Rewrite all of the material below, switching every "colorbar-band" to "color-scale-band" and leaving everything else unchanged. Omit the pictures from your output.

START Stored data

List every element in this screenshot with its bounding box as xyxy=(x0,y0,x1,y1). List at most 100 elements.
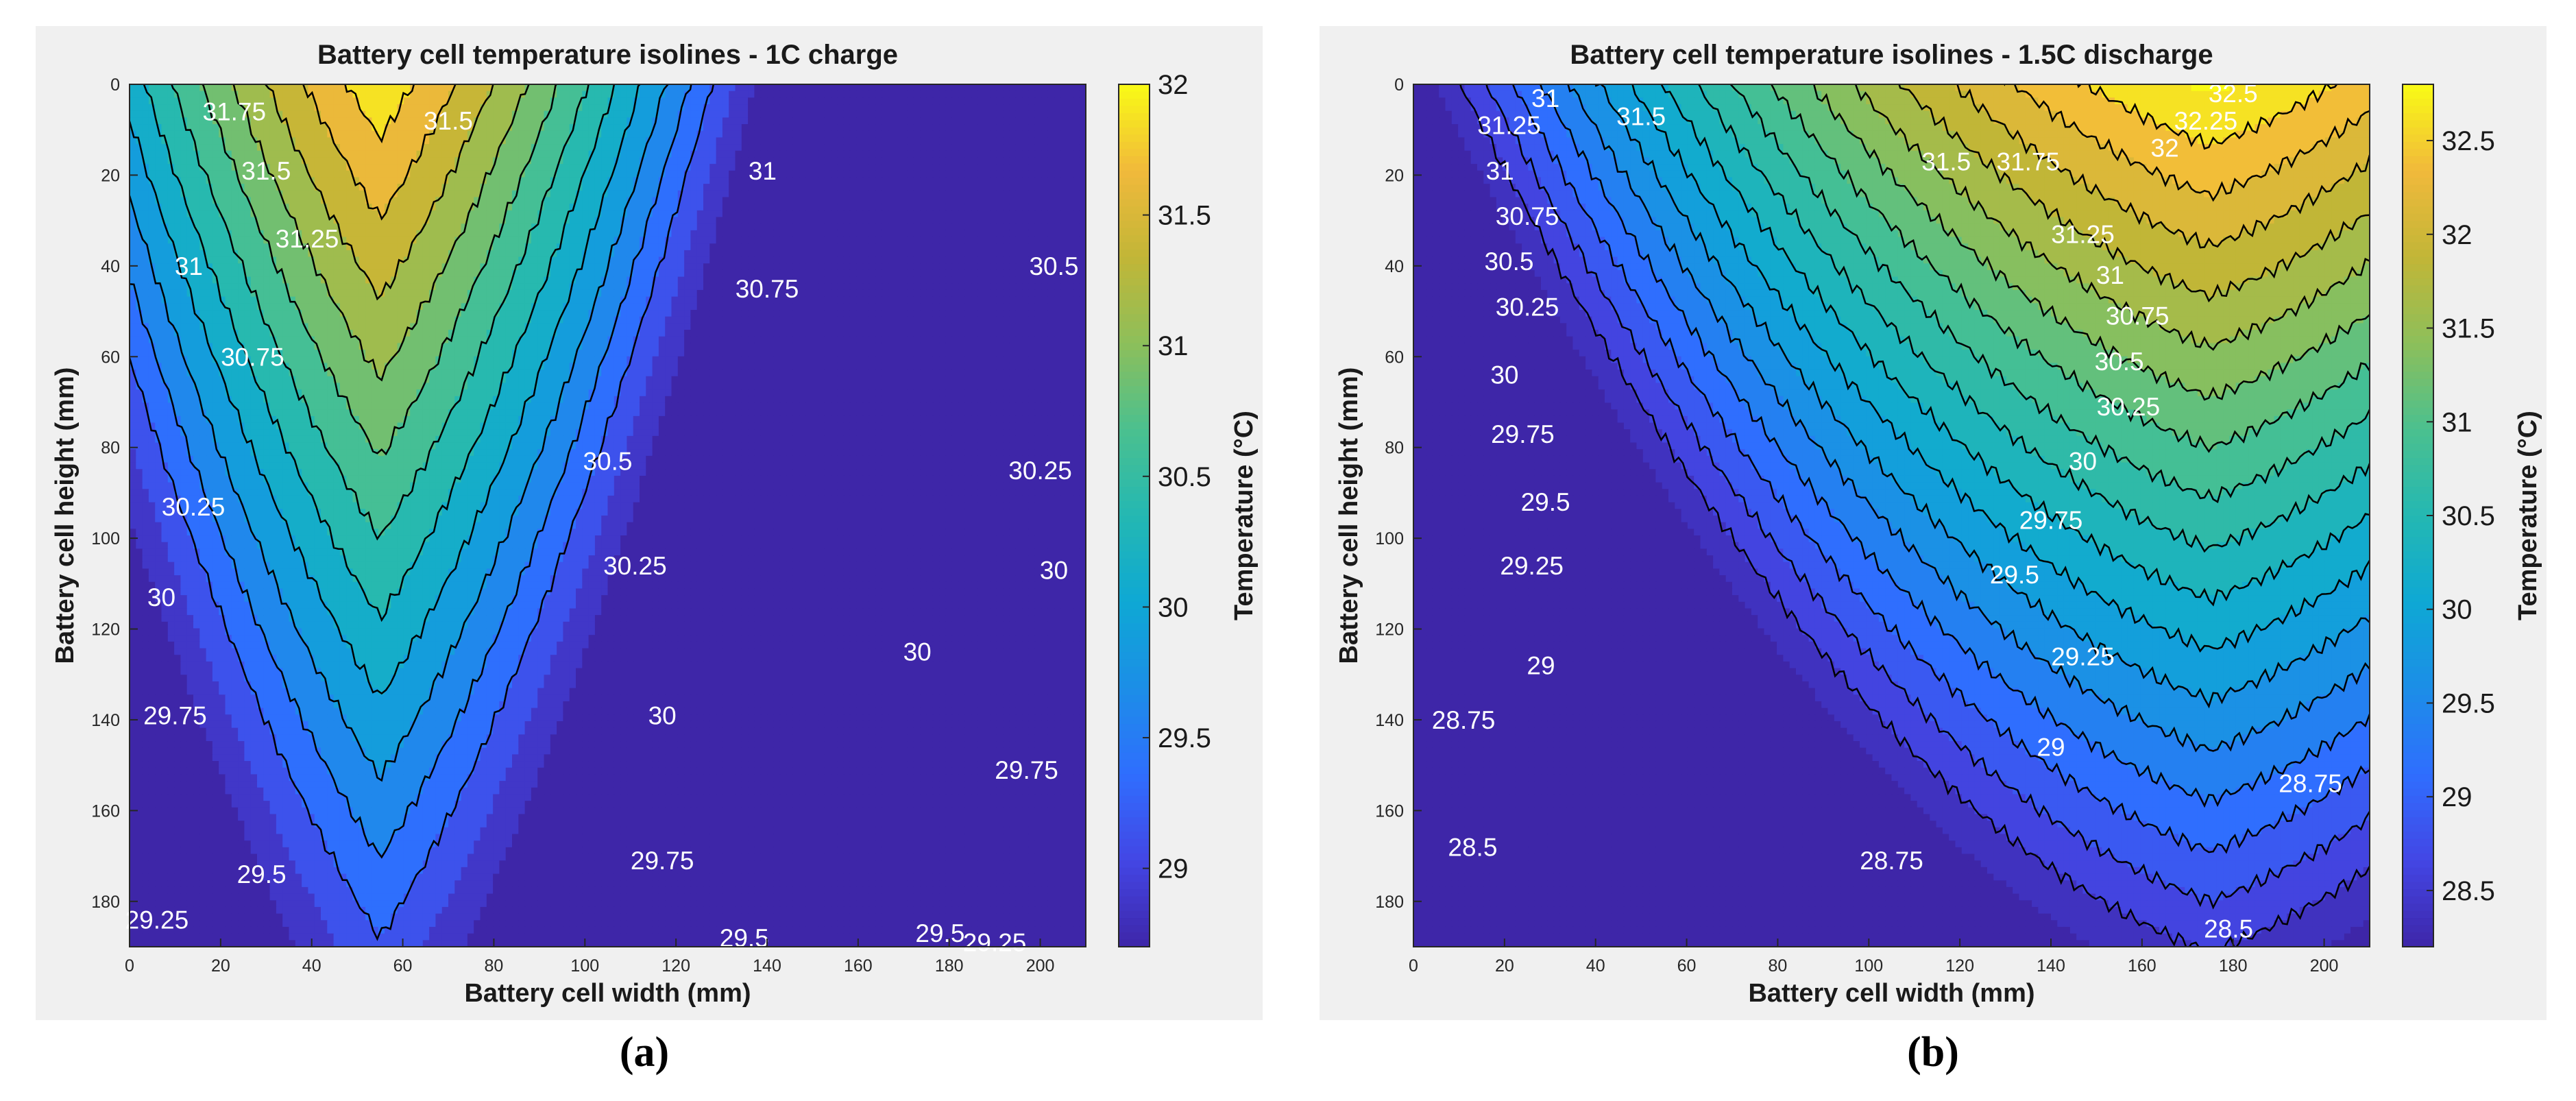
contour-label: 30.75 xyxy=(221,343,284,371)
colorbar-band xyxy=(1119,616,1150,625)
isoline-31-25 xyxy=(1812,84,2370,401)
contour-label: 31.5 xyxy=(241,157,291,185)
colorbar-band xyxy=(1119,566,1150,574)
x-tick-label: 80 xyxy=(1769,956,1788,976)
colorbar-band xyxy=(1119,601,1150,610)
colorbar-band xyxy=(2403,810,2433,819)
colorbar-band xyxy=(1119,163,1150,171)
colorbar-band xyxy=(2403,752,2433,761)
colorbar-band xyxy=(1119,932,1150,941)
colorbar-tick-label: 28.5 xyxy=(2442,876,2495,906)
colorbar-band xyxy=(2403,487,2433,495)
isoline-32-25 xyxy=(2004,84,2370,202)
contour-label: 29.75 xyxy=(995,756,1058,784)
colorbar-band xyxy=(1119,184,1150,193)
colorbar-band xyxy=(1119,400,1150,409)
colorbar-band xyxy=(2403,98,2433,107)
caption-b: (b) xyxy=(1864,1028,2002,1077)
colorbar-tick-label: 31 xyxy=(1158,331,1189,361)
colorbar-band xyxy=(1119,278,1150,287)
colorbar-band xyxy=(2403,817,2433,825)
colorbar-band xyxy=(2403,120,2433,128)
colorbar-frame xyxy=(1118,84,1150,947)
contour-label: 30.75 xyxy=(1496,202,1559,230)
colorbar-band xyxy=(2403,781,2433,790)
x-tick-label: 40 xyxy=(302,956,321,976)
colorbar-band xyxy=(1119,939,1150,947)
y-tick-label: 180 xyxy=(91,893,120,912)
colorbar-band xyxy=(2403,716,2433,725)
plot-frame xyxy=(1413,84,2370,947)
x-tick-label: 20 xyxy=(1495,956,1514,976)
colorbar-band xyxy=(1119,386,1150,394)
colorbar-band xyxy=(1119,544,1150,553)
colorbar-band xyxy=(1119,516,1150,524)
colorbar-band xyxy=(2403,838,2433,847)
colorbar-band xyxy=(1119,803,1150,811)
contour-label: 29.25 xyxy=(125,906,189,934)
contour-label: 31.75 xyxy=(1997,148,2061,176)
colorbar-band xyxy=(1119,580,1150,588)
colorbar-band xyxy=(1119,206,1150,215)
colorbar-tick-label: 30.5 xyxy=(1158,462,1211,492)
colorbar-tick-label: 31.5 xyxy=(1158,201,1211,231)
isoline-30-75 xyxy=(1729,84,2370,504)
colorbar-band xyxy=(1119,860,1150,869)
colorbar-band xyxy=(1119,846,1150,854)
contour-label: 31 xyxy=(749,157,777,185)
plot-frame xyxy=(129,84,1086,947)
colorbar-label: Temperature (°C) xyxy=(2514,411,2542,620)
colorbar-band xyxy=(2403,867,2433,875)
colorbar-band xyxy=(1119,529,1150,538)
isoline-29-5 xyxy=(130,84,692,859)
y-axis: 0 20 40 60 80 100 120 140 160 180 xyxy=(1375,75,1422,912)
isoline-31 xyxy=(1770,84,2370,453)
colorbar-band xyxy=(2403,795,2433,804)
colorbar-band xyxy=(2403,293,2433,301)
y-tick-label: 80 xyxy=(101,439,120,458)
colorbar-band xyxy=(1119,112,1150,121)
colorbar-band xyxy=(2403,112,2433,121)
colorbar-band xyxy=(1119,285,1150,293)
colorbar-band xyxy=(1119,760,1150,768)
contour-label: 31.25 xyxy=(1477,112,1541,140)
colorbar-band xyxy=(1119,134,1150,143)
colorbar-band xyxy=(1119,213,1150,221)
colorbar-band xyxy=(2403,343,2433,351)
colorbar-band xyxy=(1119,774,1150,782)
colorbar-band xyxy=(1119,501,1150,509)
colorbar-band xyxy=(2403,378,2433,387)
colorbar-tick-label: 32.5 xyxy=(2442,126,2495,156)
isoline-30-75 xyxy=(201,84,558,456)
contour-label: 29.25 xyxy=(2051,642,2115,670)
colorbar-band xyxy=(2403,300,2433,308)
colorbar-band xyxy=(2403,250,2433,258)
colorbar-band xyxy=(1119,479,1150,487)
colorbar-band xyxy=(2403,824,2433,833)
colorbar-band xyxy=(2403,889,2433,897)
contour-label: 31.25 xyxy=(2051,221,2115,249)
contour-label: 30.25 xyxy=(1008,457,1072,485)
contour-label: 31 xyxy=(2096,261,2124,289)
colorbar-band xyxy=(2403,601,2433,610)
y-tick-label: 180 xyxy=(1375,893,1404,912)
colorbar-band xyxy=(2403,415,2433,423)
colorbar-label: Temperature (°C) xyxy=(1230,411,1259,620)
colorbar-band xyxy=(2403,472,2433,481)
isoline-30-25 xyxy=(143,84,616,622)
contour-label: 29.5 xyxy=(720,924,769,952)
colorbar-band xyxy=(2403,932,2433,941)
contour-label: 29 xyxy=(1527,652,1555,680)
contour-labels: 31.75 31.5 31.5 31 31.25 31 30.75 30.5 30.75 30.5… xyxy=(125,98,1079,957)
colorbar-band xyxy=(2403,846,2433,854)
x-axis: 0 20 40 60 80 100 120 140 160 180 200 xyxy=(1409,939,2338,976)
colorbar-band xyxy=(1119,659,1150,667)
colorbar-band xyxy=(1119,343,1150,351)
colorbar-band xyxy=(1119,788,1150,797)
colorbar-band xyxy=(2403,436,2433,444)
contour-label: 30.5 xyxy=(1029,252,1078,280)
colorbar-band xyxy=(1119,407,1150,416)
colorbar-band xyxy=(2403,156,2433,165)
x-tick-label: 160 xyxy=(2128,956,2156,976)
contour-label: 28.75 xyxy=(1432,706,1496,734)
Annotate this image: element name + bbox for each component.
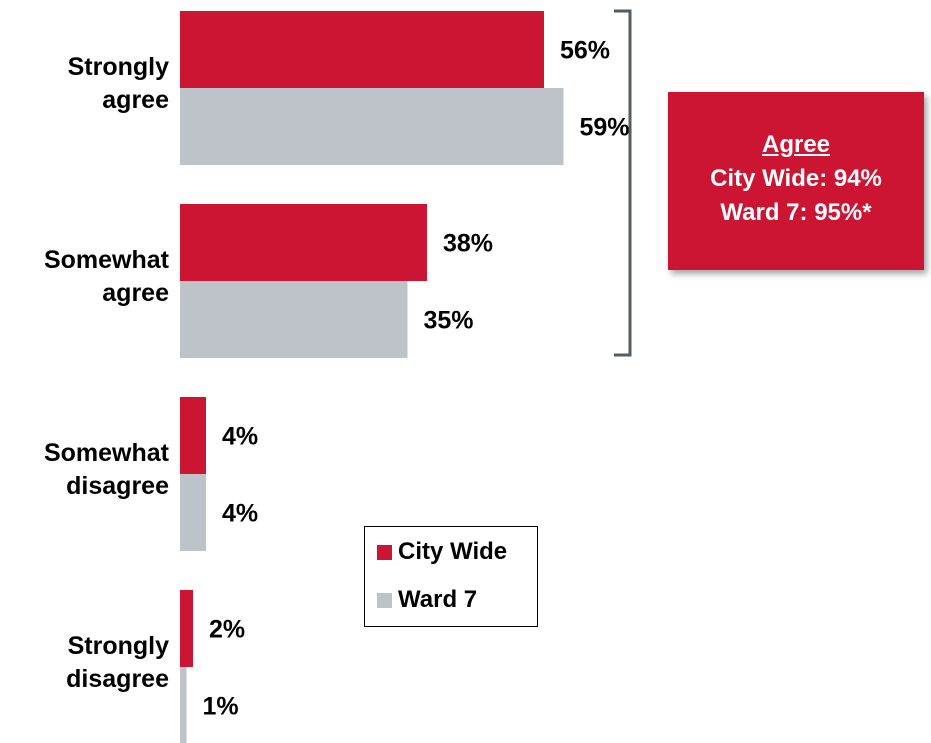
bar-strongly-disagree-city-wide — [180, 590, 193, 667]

END Stored data

#### Result of this task:
List every element in this screenshot with its bounding box as xyxy=(x0,y0,x1,y1). List at most 100 elements.
contour-label: 30.75 xyxy=(221,343,284,371)
color-scale-band xyxy=(1119,616,1150,625)
isoline-31-25 xyxy=(1812,84,2370,401)
contour-label: 31.5 xyxy=(241,157,291,185)
color-scale-band xyxy=(1119,566,1150,574)
x-tick-label: 80 xyxy=(1769,956,1788,976)
color-scale-band xyxy=(1119,601,1150,610)
color-scale-band xyxy=(2403,810,2433,819)
color-scale-band xyxy=(1119,163,1150,171)
color-scale-band xyxy=(2403,752,2433,761)
color-scale-band xyxy=(1119,932,1150,941)
colorbar-tick-label: 28.5 xyxy=(2442,876,2495,906)
color-scale-band xyxy=(2403,487,2433,495)
isoline-32-25 xyxy=(2004,84,2370,202)
contour-label: 29.75 xyxy=(995,756,1058,784)
color-scale-band xyxy=(1119,184,1150,193)
color-scale-band xyxy=(1119,400,1150,409)
color-scale-band xyxy=(2403,98,2433,107)
caption-b: (b) xyxy=(1864,1028,2002,1077)
colorbar-tick-label: 31 xyxy=(1158,331,1189,361)
color-scale-band xyxy=(1119,278,1150,287)
color-scale-band xyxy=(2403,817,2433,825)
color-scale-band xyxy=(2403,120,2433,128)
colorbar-frame xyxy=(1118,84,1150,947)
contour-label: 30.75 xyxy=(1496,202,1559,230)
color-scale-band xyxy=(2403,781,2433,790)
x-tick-label: 40 xyxy=(302,956,321,976)
color-scale-band xyxy=(1119,939,1150,947)
y-tick-label: 180 xyxy=(91,893,120,912)
color-scale-band xyxy=(2403,716,2433,725)
plot-frame xyxy=(1413,84,2370,947)
x-tick-label: 20 xyxy=(1495,956,1514,976)
color-scale-band xyxy=(1119,386,1150,394)
color-scale-band xyxy=(1119,544,1150,553)
color-scale-band xyxy=(1119,516,1150,524)
color-scale-band xyxy=(2403,838,2433,847)
color-scale-band xyxy=(1119,803,1150,811)
contour-label: 29.25 xyxy=(125,906,189,934)
contour-label: 31.75 xyxy=(1997,148,2061,176)
color-scale-band xyxy=(1119,580,1150,588)
color-scale-band xyxy=(1119,206,1150,215)
colorbar-tick-label: 30.5 xyxy=(1158,462,1211,492)
colorbar-tick-label: 31.5 xyxy=(1158,201,1211,231)
isoline-30-75 xyxy=(1729,84,2370,504)
color-scale-band xyxy=(1119,860,1150,869)
color-scale-band xyxy=(1119,846,1150,854)
contour-label: 31 xyxy=(749,157,777,185)
plot-frame xyxy=(129,84,1086,947)
colorbar-label: Temperature (°C) xyxy=(2514,411,2542,620)
color-scale-band xyxy=(2403,867,2433,875)
color-scale-band xyxy=(1119,529,1150,538)
isoline-29-5 xyxy=(130,84,692,859)
y-axis: 0 20 40 60 80 100 120 140 160 180 xyxy=(1375,75,1422,912)
isoline-31 xyxy=(1770,84,2370,453)
color-scale-band xyxy=(2403,795,2433,804)
color-scale-band xyxy=(2403,293,2433,301)
y-tick-label: 80 xyxy=(101,439,120,458)
color-scale-band xyxy=(1119,112,1150,121)
color-scale-band xyxy=(2403,112,2433,121)
color-scale-band xyxy=(1119,285,1150,293)
color-scale-band xyxy=(1119,760,1150,768)
contour-label: 31.25 xyxy=(1477,112,1541,140)
color-scale-band xyxy=(1119,134,1150,143)
color-scale-band xyxy=(1119,213,1150,221)
color-scale-band xyxy=(2403,343,2433,351)
color-scale-band xyxy=(1119,774,1150,782)
color-scale-band xyxy=(1119,501,1150,509)
color-scale-band xyxy=(2403,378,2433,387)
colorbar-tick-label: 32.5 xyxy=(2442,126,2495,156)
isoline-30-75 xyxy=(201,84,558,456)
contour-label: 29.25 xyxy=(2051,642,2115,670)
color-scale-band xyxy=(2403,300,2433,308)
color-scale-band xyxy=(2403,250,2433,258)
color-scale-band xyxy=(1119,479,1150,487)
color-scale-band xyxy=(2403,824,2433,833)
color-scale-band xyxy=(2403,889,2433,897)
contour-label: 31.25 xyxy=(2051,221,2115,249)
contour-label: 30.25 xyxy=(1008,457,1072,485)
contour-label: 31 xyxy=(2096,261,2124,289)
color-scale-band xyxy=(2403,601,2433,610)
y-tick-label: 180 xyxy=(1375,893,1404,912)
color-scale-band xyxy=(2403,415,2433,423)
colorbar-label: Temperature (°C) xyxy=(1230,411,1259,620)
color-scale-band xyxy=(2403,472,2433,481)
isoline-30-25 xyxy=(143,84,616,622)
contour-label: 29.5 xyxy=(720,924,769,952)
color-scale-band xyxy=(2403,932,2433,941)
contour-label: 29 xyxy=(1527,652,1555,680)
contour-labels: 31.75 31.5 31.5 31 31.25 31 30.75 30.5 30.75 30.5… xyxy=(125,98,1079,957)
color-scale-band xyxy=(2403,846,2433,854)
x-axis: 0 20 40 60 80 100 120 140 160 180 200 xyxy=(1409,939,2338,976)
color-scale-band xyxy=(1119,659,1150,667)
color-scale-band xyxy=(1119,343,1150,351)
color-scale-band xyxy=(1119,788,1150,797)
color-scale-band xyxy=(2403,436,2433,444)
contour-label: 30.5 xyxy=(1029,252,1078,280)
color-scale-band xyxy=(1119,407,1150,416)
color-scale-band xyxy=(2403,156,2433,165)
x-tick-label: 160 xyxy=(2128,956,2156,976)
contour-label: 28.75 xyxy=(1432,706,1496,734)
Annotate this image: element name + bbox for each component.
bar-strongly-disagree-city-wide — [180, 590, 193, 667]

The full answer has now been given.